[Data records]
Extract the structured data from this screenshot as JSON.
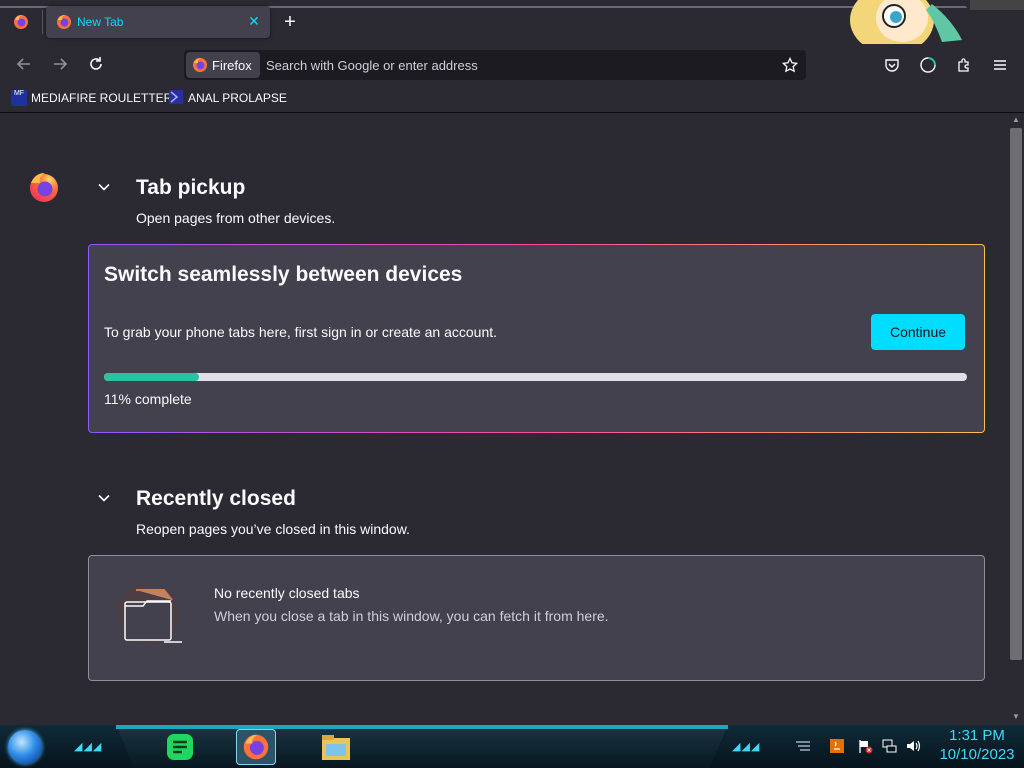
{
  "browser": {
    "tab": {
      "title": "New Tab",
      "close_icon": "close-icon"
    },
    "urlbar": {
      "identity_label": "Firefox",
      "placeholder": "Search with Google or enter address"
    },
    "bookmarks": [
      {
        "label": "MEDIAFIRE ROULETTER",
        "icon_text": "MF"
      },
      {
        "label": "ANAL PROLAPSE"
      }
    ]
  },
  "tab_pickup": {
    "title": "Tab pickup",
    "subtitle": "Open pages from other devices.",
    "card": {
      "title": "Switch seamlessly between devices",
      "text": "To grab your phone tabs here, first sign in or create an account.",
      "button": "Continue",
      "progress_percent": 11,
      "progress_label": "11% complete"
    }
  },
  "recently_closed": {
    "title": "Recently closed",
    "subtitle": "Reopen pages you’ve closed in this window.",
    "empty_title": "No recently closed tabs",
    "empty_text": "When you close a tab in this window, you can fetch it from here."
  },
  "taskbar": {
    "time": "1:31 PM",
    "date": "10/10/2023",
    "dash": "◢◢◢"
  },
  "colors": {
    "accent": "#00ddff",
    "progress": "#2ac3a2",
    "card": "#42414d",
    "page": "#2b2a33"
  }
}
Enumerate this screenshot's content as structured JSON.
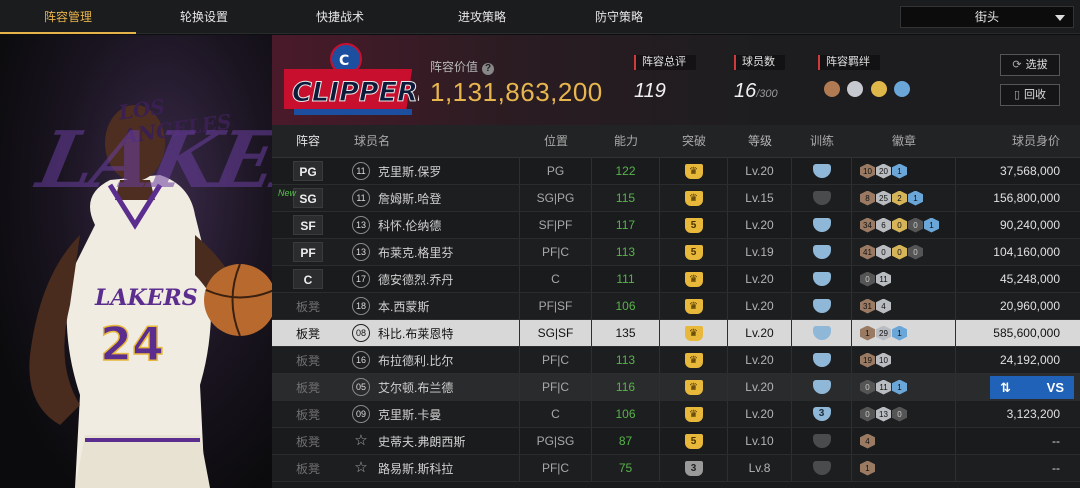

## PROBLEM
Give only the number of lines that include the word "tabs".

## WRITTEN RESPONSE
2